___ RECORDS TO PROCESS ___
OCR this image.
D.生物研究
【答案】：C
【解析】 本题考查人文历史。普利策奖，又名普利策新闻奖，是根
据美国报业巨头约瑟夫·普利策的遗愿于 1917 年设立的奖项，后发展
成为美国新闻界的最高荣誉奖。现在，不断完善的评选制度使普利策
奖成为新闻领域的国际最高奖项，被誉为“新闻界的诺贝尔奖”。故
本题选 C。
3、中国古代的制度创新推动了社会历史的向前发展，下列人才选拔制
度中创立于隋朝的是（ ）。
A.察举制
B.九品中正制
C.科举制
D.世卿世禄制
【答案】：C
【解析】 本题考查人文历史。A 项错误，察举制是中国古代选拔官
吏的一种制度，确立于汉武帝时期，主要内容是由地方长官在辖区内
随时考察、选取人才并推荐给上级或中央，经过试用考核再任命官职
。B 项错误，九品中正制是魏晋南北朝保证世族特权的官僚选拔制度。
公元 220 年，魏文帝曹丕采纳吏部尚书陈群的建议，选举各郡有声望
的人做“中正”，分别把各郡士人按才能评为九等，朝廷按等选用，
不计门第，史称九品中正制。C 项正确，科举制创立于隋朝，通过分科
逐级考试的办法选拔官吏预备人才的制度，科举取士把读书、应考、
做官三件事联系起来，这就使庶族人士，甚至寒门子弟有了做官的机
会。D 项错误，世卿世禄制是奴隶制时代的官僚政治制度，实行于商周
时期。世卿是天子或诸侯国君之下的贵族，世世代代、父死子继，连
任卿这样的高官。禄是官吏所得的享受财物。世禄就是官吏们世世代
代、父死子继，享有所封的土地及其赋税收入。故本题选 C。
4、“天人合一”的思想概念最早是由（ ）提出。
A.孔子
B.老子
___
__DO THIS__. Search the preceding listing for "本题考查人文历史" and extract every line where it is found.

__THE SOLUTION__.
【解析】 本题考查人文历史。普利策奖，又名普利策新闻奖，是根
【解析】 本题考查人文历史。A 项错误，察举制是中国古代选拔官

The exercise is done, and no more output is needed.